→ Task prompt: Report how many lines of the records below include the word "width". Give nothing but the number.

---------- Entries

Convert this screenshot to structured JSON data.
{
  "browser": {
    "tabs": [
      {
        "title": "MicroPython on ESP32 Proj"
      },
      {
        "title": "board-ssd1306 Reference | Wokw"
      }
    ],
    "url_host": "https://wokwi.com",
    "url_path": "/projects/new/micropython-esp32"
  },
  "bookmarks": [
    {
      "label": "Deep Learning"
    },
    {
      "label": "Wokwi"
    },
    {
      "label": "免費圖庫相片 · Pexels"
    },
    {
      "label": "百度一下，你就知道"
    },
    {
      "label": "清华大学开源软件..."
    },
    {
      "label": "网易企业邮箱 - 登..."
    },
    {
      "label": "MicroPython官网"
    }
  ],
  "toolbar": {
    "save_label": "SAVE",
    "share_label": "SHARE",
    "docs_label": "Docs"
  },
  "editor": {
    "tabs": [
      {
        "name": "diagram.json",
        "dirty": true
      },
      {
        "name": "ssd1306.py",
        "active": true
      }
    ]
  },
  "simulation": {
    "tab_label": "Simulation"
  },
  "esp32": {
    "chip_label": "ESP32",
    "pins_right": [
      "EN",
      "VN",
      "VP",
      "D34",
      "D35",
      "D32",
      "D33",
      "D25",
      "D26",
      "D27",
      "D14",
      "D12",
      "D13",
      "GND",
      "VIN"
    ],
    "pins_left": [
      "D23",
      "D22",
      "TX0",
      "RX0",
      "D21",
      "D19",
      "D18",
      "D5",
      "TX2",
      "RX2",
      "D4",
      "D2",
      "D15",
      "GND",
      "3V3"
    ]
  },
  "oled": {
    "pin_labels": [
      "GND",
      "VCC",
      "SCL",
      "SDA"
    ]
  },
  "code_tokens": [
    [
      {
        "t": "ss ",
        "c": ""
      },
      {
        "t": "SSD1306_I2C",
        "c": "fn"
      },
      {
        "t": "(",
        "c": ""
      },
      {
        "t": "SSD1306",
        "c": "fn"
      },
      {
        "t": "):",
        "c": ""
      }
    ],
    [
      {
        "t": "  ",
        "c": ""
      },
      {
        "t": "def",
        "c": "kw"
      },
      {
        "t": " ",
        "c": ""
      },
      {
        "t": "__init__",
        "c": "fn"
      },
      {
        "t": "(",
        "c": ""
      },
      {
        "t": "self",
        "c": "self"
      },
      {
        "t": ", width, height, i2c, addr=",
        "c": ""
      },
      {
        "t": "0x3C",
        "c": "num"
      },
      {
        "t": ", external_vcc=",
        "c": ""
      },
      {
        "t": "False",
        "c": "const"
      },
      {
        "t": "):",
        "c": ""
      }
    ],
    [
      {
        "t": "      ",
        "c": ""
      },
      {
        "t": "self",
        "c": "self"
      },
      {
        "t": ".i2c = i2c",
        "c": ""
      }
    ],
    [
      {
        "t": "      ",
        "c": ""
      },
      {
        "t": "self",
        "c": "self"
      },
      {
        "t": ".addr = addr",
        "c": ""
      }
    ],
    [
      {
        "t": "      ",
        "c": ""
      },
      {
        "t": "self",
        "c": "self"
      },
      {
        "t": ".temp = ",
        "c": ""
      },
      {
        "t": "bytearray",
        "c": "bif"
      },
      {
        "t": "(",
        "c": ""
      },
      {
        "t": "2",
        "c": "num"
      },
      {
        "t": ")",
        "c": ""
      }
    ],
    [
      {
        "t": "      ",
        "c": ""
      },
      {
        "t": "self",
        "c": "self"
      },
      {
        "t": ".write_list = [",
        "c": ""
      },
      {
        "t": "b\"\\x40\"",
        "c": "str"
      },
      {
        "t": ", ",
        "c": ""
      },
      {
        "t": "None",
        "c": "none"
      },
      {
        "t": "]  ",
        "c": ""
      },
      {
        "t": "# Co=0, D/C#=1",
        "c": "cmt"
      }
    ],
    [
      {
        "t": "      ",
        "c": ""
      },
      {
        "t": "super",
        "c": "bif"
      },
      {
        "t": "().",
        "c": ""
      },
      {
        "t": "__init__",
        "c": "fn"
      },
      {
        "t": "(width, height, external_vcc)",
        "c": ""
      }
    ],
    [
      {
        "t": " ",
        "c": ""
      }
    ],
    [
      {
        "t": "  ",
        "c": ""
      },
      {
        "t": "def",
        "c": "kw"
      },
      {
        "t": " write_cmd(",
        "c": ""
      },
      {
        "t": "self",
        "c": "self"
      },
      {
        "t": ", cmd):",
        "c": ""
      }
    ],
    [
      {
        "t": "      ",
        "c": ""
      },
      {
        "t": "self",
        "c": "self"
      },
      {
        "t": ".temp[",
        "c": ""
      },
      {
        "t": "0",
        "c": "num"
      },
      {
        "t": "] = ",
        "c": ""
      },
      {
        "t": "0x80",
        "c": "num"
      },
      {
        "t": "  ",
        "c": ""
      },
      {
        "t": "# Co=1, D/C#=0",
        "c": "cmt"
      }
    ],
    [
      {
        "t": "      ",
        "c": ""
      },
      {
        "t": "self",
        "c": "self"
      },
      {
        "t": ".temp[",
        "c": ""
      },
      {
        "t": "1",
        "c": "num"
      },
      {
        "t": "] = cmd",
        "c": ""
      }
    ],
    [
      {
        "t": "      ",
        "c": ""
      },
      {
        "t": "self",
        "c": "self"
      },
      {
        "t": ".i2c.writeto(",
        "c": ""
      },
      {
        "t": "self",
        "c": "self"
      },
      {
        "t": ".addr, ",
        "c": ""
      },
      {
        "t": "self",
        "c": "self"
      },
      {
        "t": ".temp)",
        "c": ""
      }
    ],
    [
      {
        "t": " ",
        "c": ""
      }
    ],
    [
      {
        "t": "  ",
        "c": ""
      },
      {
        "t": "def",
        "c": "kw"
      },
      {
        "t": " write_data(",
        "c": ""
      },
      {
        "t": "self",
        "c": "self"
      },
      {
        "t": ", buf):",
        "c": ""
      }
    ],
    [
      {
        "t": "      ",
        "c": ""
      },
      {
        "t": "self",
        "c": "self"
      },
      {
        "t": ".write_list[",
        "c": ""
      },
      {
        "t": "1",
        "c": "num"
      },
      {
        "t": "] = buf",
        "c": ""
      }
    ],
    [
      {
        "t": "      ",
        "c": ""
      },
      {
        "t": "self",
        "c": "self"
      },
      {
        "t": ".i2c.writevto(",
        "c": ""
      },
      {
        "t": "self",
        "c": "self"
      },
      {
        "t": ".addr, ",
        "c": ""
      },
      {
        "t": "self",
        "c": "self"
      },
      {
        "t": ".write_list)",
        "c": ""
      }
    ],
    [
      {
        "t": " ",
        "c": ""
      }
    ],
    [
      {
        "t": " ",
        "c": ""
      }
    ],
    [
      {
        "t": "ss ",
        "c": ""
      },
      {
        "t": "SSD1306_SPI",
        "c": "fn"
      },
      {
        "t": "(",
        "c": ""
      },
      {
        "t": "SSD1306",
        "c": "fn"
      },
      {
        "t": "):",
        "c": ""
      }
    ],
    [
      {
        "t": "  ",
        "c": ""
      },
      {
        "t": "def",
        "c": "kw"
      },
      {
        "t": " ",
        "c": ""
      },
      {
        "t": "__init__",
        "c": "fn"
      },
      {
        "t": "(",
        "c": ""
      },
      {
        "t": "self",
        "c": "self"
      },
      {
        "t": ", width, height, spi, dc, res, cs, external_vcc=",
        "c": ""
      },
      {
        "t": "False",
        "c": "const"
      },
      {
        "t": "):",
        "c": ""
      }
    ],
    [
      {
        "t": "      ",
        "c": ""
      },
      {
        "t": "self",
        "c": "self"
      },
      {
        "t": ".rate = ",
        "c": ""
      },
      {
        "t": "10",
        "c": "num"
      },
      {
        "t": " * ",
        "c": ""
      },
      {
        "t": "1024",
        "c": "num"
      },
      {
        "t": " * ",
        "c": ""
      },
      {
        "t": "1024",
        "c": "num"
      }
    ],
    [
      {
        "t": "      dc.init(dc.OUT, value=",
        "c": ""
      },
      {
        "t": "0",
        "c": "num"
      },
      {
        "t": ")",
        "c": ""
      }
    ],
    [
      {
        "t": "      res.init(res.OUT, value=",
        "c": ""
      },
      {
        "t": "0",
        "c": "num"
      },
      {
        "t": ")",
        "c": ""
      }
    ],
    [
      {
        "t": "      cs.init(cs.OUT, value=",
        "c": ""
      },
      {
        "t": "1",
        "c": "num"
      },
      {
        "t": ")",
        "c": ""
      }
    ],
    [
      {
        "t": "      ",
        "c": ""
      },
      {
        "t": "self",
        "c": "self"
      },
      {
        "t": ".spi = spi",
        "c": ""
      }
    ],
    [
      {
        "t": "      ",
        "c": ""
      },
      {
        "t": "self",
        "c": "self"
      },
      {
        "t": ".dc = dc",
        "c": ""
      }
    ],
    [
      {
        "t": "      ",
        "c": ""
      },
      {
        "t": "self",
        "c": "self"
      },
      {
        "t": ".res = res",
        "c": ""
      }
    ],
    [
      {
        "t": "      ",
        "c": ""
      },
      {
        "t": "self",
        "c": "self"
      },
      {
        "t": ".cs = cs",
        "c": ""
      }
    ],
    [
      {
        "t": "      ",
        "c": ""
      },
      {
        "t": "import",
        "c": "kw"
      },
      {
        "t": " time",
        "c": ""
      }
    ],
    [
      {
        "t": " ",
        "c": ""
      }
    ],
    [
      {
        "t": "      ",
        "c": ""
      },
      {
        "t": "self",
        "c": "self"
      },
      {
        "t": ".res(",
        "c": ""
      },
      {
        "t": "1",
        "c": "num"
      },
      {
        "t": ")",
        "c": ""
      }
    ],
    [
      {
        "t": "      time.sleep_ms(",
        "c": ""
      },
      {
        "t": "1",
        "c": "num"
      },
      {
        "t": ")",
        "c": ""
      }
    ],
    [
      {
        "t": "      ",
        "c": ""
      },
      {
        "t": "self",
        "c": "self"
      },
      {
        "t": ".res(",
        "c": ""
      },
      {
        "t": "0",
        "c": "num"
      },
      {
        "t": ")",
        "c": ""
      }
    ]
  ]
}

--------------------

→ Output for this exercise: 3